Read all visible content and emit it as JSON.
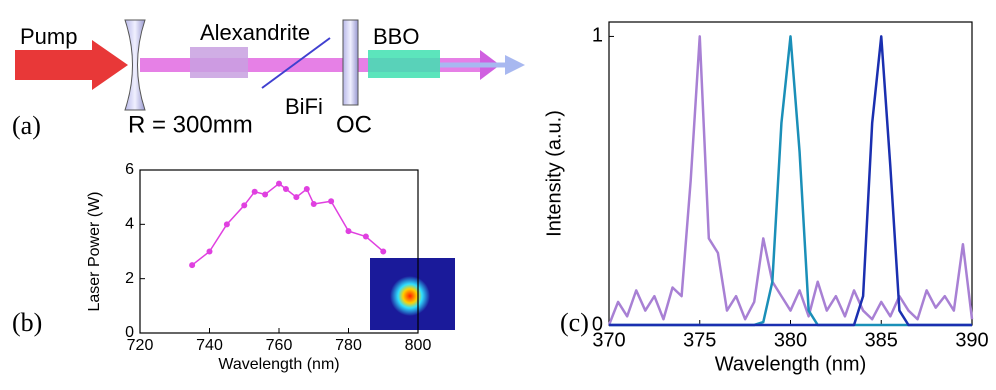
{
  "diagram": {
    "label": "(a)",
    "pump": "Pump",
    "crystal": "Alexandrite",
    "filter": "BiFi",
    "mirror": "R = 300mm",
    "coupler": "OC",
    "doubler": "BBO"
  },
  "chart_data": [
    {
      "type": "line",
      "label": "(b)",
      "x_label": "Wavelength (nm)",
      "y_label": "Laser Power (W)",
      "color": "#e040e0",
      "markers": true,
      "x": [
        735,
        740,
        745,
        750,
        753,
        756,
        760,
        762,
        765,
        768,
        770,
        775,
        780,
        785,
        790
      ],
      "values": [
        2.5,
        3.0,
        4.0,
        4.7,
        5.2,
        5.1,
        5.5,
        5.3,
        5.0,
        5.3,
        4.75,
        4.85,
        3.75,
        3.55,
        3.0
      ],
      "xlim": [
        720,
        800
      ],
      "xticks": [
        720,
        740,
        760,
        780,
        800
      ],
      "ylim": [
        0,
        6
      ],
      "yticks": [
        0,
        2,
        4,
        6
      ]
    },
    {
      "type": "line",
      "label": "(c)",
      "x_label": "Wavelength (nm)",
      "y_label": "Intensity (a.u.)",
      "markers": false,
      "x": [
        370,
        370.5,
        371,
        371.5,
        372,
        372.5,
        373,
        373.5,
        374,
        374.5,
        375,
        375.5,
        376,
        376.5,
        377,
        377.5,
        378,
        378.5,
        379,
        379.5,
        380,
        380.5,
        381,
        381.5,
        382,
        382.5,
        383,
        383.5,
        384,
        384.5,
        385,
        385.5,
        386,
        386.5,
        387,
        387.5,
        388,
        388.5,
        389,
        389.5,
        390
      ],
      "series": [
        {
          "color": "#a880d4",
          "values": [
            0,
            0.08,
            0.03,
            0.12,
            0.05,
            0.1,
            0.02,
            0.13,
            0.1,
            0.5,
            1.0,
            0.3,
            0.25,
            0.05,
            0.1,
            0.02,
            0.08,
            0.3,
            0.15,
            0.1,
            0.05,
            0.12,
            0.03,
            0.15,
            0.05,
            0.1,
            0.03,
            0.12,
            0.05,
            0.02,
            0.08,
            0.03,
            0.1,
            0.05,
            0.02,
            0.12,
            0.06,
            0.1,
            0.05,
            0.28,
            0.02
          ]
        },
        {
          "color": "#1a8fb8",
          "values": [
            0,
            0,
            0,
            0,
            0,
            0,
            0,
            0,
            0,
            0,
            0,
            0,
            0,
            0,
            0,
            0,
            0,
            0.01,
            0.15,
            0.7,
            1.0,
            0.6,
            0.05,
            0,
            0,
            0,
            0,
            0,
            0,
            0,
            0,
            0,
            0,
            0,
            0,
            0,
            0,
            0,
            0,
            0,
            0
          ]
        },
        {
          "color": "#1a2fb0",
          "values": [
            0,
            0,
            0,
            0,
            0,
            0,
            0,
            0,
            0,
            0,
            0,
            0,
            0,
            0,
            0,
            0,
            0,
            0,
            0,
            0,
            0,
            0,
            0,
            0,
            0,
            0,
            0,
            0,
            0.1,
            0.7,
            1.0,
            0.55,
            0.05,
            0,
            0,
            0,
            0,
            0,
            0,
            0,
            0
          ]
        }
      ],
      "xlim": [
        370,
        390
      ],
      "xticks": [
        370,
        375,
        380,
        385,
        390
      ],
      "ylim": [
        0,
        1.05
      ],
      "yticks": [
        0,
        1
      ]
    }
  ]
}
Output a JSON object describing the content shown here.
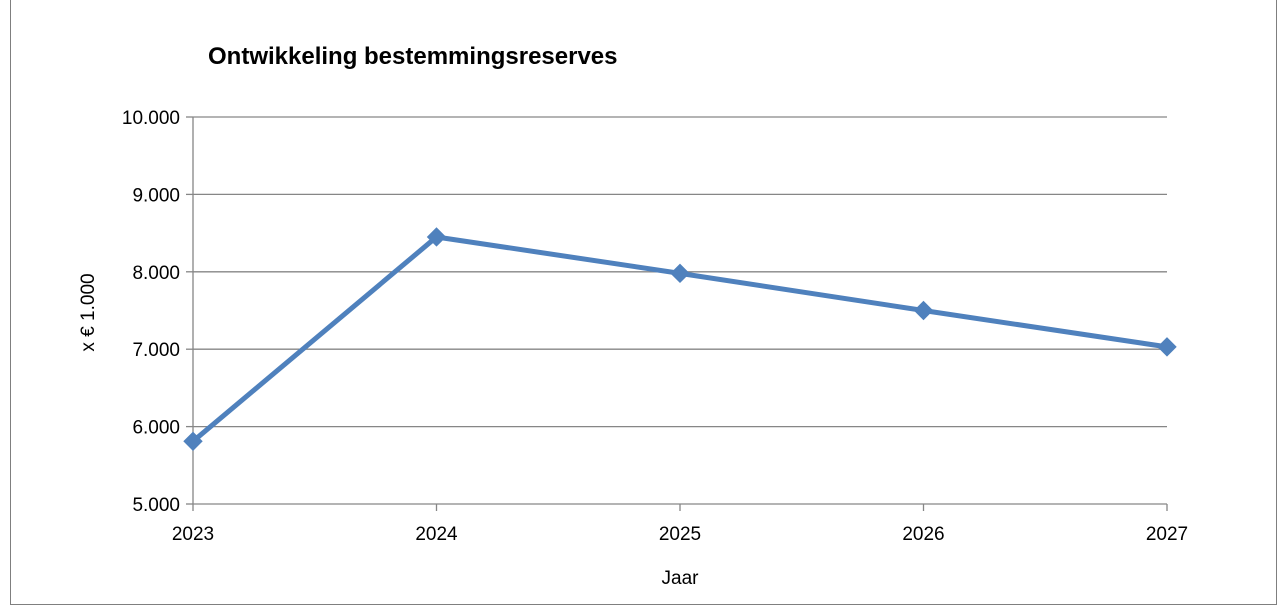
————————
→ Requirement:
Each line of the data is to be duplicated exactly; pictures stay out of the copy.

→ Solution for this exercise:
Read all visible content and emit it as JSON.
{
  "diagram": {
    "label": "(a)",
    "pump": "Pump",
    "crystal": "Alexandrite",
    "filter": "BiFi",
    "mirror": "R = 300mm",
    "coupler": "OC",
    "doubler": "BBO"
  },
  "chart_data": [
    {
      "type": "line",
      "label": "(b)",
      "x_label": "Wavelength (nm)",
      "y_label": "Laser Power (W)",
      "color": "#e040e0",
      "markers": true,
      "x": [
        735,
        740,
        745,
        750,
        753,
        756,
        760,
        762,
        765,
        768,
        770,
        775,
        780,
        785,
        790
      ],
      "values": [
        2.5,
        3.0,
        4.0,
        4.7,
        5.2,
        5.1,
        5.5,
        5.3,
        5.0,
        5.3,
        4.75,
        4.85,
        3.75,
        3.55,
        3.0
      ],
      "xlim": [
        720,
        800
      ],
      "xticks": [
        720,
        740,
        760,
        780,
        800
      ],
      "ylim": [
        0,
        6
      ],
      "yticks": [
        0,
        2,
        4,
        6
      ]
    },
    {
      "type": "line",
      "label": "(c)",
      "x_label": "Wavelength (nm)",
      "y_label": "Intensity (a.u.)",
      "markers": false,
      "x": [
        370,
        370.5,
        371,
        371.5,
        372,
        372.5,
        373,
        373.5,
        374,
        374.5,
        375,
        375.5,
        376,
        376.5,
        377,
        377.5,
        378,
        378.5,
        379,
        379.5,
        380,
        380.5,
        381,
        381.5,
        382,
        382.5,
        383,
        383.5,
        384,
        384.5,
        385,
        385.5,
        386,
        386.5,
        387,
        387.5,
        388,
        388.5,
        389,
        389.5,
        390
      ],
      "series": [
        {
          "color": "#a880d4",
          "values": [
            0,
            0.08,
            0.03,
            0.12,
            0.05,
            0.1,
            0.02,
            0.13,
            0.1,
            0.5,
            1.0,
            0.3,
            0.25,
            0.05,
            0.1,
            0.02,
            0.08,
            0.3,
            0.15,
            0.1,
            0.05,
            0.12,
            0.03,
            0.15,
            0.05,
            0.1,
            0.03,
            0.12,
            0.05,
            0.02,
            0.08,
            0.03,
            0.1,
            0.05,
            0.02,
            0.12,
            0.06,
            0.1,
            0.05,
            0.28,
            0.02
          ]
        },
        {
          "color": "#1a8fb8",
          "values": [
            0,
            0,
            0,
            0,
            0,
            0,
            0,
            0,
            0,
            0,
            0,
            0,
            0,
            0,
            0,
            0,
            0,
            0.01,
            0.15,
            0.7,
            1.0,
            0.6,
            0.05,
            0,
            0,
            0,
            0,
            0,
            0,
            0,
            0,
            0,
            0,
            0,
            0,
            0,
            0,
            0,
            0,
            0,
            0
          ]
        },
        {
          "color": "#1a2fb0",
          "values": [
            0,
            0,
            0,
            0,
            0,
            0,
            0,
            0,
            0,
            0,
            0,
            0,
            0,
            0,
            0,
            0,
            0,
            0,
            0,
            0,
            0,
            0,
            0,
            0,
            0,
            0,
            0,
            0,
            0.1,
            0.7,
            1.0,
            0.55,
            0.05,
            0,
            0,
            0,
            0,
            0,
            0,
            0,
            0
          ]
        }
      ],
      "xlim": [
        370,
        390
      ],
      "xticks": [
        370,
        375,
        380,
        385,
        390
      ],
      "ylim": [
        0,
        1.05
      ],
      "yticks": [
        0,
        1
      ]
    }
  ]
}
Output a JSON object describing the content shown here.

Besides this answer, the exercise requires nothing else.